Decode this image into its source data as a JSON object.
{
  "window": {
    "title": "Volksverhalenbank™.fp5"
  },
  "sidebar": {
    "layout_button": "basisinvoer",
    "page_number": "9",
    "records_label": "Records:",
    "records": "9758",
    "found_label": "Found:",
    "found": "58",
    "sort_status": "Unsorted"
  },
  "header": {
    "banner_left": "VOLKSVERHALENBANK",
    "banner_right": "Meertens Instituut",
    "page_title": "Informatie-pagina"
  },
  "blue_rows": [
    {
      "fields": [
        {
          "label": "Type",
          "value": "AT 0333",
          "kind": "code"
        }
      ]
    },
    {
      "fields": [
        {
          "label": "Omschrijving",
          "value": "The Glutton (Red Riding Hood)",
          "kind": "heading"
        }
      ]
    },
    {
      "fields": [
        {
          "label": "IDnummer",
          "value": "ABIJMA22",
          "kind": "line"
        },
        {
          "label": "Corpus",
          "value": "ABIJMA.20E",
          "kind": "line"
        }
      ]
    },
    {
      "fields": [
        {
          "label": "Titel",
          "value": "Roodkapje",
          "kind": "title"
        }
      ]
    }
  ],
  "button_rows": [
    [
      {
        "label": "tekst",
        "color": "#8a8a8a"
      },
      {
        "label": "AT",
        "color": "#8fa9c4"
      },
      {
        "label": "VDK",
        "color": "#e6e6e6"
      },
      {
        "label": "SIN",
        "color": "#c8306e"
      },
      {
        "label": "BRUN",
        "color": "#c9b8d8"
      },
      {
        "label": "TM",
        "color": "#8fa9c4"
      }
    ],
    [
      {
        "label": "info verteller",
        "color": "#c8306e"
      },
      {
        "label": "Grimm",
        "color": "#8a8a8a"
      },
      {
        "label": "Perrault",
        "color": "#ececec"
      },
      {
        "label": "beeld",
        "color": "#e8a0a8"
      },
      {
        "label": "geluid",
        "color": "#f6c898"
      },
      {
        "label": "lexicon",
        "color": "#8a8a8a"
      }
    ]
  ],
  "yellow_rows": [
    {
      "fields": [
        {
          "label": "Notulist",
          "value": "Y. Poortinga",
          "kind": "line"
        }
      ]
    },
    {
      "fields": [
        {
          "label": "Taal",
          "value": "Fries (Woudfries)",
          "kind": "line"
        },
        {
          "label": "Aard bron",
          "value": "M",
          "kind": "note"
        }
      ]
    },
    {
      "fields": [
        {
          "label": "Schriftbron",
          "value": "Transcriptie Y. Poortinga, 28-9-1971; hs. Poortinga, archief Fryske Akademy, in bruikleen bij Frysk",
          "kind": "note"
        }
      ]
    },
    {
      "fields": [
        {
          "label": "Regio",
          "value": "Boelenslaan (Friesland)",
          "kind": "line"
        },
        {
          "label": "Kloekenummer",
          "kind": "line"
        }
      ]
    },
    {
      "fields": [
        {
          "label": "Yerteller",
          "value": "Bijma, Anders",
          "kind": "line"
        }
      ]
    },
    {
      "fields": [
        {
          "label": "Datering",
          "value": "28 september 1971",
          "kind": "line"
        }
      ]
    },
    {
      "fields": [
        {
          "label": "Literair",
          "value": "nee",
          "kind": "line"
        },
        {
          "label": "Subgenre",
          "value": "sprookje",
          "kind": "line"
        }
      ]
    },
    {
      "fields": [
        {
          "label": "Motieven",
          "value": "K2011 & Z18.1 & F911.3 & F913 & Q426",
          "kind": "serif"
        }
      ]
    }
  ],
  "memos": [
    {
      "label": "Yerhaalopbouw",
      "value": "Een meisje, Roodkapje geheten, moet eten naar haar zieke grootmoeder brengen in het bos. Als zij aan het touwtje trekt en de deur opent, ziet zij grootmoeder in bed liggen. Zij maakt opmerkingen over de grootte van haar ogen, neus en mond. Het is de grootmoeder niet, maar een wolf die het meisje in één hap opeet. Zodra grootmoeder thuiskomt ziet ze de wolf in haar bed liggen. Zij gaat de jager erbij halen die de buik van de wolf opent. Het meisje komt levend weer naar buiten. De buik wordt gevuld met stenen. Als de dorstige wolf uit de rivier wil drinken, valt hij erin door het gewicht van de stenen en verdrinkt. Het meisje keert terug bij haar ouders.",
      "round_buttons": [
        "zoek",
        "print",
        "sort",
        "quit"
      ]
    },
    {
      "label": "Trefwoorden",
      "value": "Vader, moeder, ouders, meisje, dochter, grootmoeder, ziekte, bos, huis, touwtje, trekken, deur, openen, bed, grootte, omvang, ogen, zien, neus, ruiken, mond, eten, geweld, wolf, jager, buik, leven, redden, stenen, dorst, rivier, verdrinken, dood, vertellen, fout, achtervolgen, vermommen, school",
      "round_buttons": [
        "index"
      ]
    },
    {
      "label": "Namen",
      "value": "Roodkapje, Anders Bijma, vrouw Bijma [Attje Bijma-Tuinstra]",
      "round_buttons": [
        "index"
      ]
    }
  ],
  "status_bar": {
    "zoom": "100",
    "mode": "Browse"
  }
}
======
__Task to carry out__
The listing above should be transcribed in full, exactly as written.

__Response to the task__
Decode this image into its source data as a JSON object.
{
  "window": {
    "title": "Volksverhalenbank™.fp5"
  },
  "sidebar": {
    "layout_button": "basisinvoer",
    "page_number": "9",
    "records_label": "Records:",
    "records": "9758",
    "found_label": "Found:",
    "found": "58",
    "sort_status": "Unsorted"
  },
  "header": {
    "banner_left": "VOLKSVERHALENBANK",
    "banner_right": "Meertens Instituut",
    "page_title": "Informatie-pagina"
  },
  "blue_rows": [
    {
      "fields": [
        {
          "label": "Type",
          "value": "AT 0333",
          "kind": "code"
        }
      ]
    },
    {
      "fields": [
        {
          "label": "Omschrijving",
          "value": "The Glutton (Red Riding Hood)",
          "kind": "heading"
        }
      ]
    },
    {
      "fields": [
        {
          "label": "IDnummer",
          "value": "ABIJMA22",
          "kind": "line"
        },
        {
          "label": "Corpus",
          "value": "ABIJMA.20E",
          "kind": "line"
        }
      ]
    },
    {
      "fields": [
        {
          "label": "Titel",
          "value": "Roodkapje",
          "kind": "title"
        }
      ]
    }
  ],
  "button_rows": [
    [
      {
        "label": "tekst",
        "color": "#8a8a8a"
      },
      {
        "label": "AT",
        "color": "#8fa9c4"
      },
      {
        "label": "VDK",
        "color": "#e6e6e6"
      },
      {
        "label": "SIN",
        "color": "#c8306e"
      },
      {
        "label": "BRUN",
        "color": "#c9b8d8"
      },
      {
        "label": "TM",
        "color": "#8fa9c4"
      }
    ],
    [
      {
        "label": "info verteller",
        "color": "#c8306e"
      },
      {
        "label": "Grimm",
        "color": "#8a8a8a"
      },
      {
        "label": "Perrault",
        "color": "#ececec"
      },
      {
        "label": "beeld",
        "color": "#e8a0a8"
      },
      {
        "label": "geluid",
        "color": "#f6c898"
      },
      {
        "label": "lexicon",
        "color": "#8a8a8a"
      }
    ]
  ],
  "yellow_rows": [
    {
      "fields": [
        {
          "label": "Notulist",
          "value": "Y. Poortinga",
          "kind": "line"
        }
      ]
    },
    {
      "fields": [
        {
          "label": "Taal",
          "value": "Fries (Woudfries)",
          "kind": "line"
        },
        {
          "label": "Aard bron",
          "value": "M",
          "kind": "note"
        }
      ]
    },
    {
      "fields": [
        {
          "label": "Schriftbron",
          "value": "Transcriptie Y. Poortinga, 28-9-1971; hs. Poortinga, archief Fryske Akademy, in bruikleen bij Frysk",
          "kind": "note"
        }
      ]
    },
    {
      "fields": [
        {
          "label": "Regio",
          "value": "Boelenslaan (Friesland)",
          "kind": "line"
        },
        {
          "label": "Kloekenummer",
          "kind": "line"
        }
      ]
    },
    {
      "fields": [
        {
          "label": "Yerteller",
          "value": "Bijma, Anders",
          "kind": "line"
        }
      ]
    },
    {
      "fields": [
        {
          "label": "Datering",
          "value": "28 september 1971",
          "kind": "line"
        }
      ]
    },
    {
      "fields": [
        {
          "label": "Literair",
          "value": "nee",
          "kind": "line"
        },
        {
          "label": "Subgenre",
          "value": "sprookje",
          "kind": "line"
        }
      ]
    },
    {
      "fields": [
        {
          "label": "Motieven",
          "value": "K2011 & Z18.1 & F911.3 & F913 & Q426",
          "kind": "serif"
        }
      ]
    }
  ],
  "memos": [
    {
      "label": "Yerhaalopbouw",
      "value": "Een meisje, Roodkapje geheten, moet eten naar haar zieke grootmoeder brengen in het bos. Als zij aan het touwtje trekt en de deur opent, ziet zij grootmoeder in bed liggen. Zij maakt opmerkingen over de grootte van haar ogen, neus en mond. Het is de grootmoeder niet, maar een wolf die het meisje in één hap opeet. Zodra grootmoeder thuiskomt ziet ze de wolf in haar bed liggen. Zij gaat de jager erbij halen die de buik van de wolf opent. Het meisje komt levend weer naar buiten. De buik wordt gevuld met stenen. Als de dorstige wolf uit de rivier wil drinken, valt hij erin door het gewicht van de stenen en verdrinkt. Het meisje keert terug bij haar ouders.",
      "round_buttons": [
        "zoek",
        "print",
        "sort",
        "quit"
      ]
    },
    {
      "label": "Trefwoorden",
      "value": "Vader, moeder, ouders, meisje, dochter, grootmoeder, ziekte, bos, huis, touwtje, trekken, deur, openen, bed, grootte, omvang, ogen, zien, neus, ruiken, mond, eten, geweld, wolf, jager, buik, leven, redden, stenen, dorst, rivier, verdrinken, dood, vertellen, fout, achtervolgen, vermommen, school",
      "round_buttons": [
        "index"
      ]
    },
    {
      "label": "Namen",
      "value": "Roodkapje, Anders Bijma, vrouw Bijma [Attje Bijma-Tuinstra]",
      "round_buttons": [
        "index"
      ]
    }
  ],
  "status_bar": {
    "zoom": "100",
    "mode": "Browse"
  }
}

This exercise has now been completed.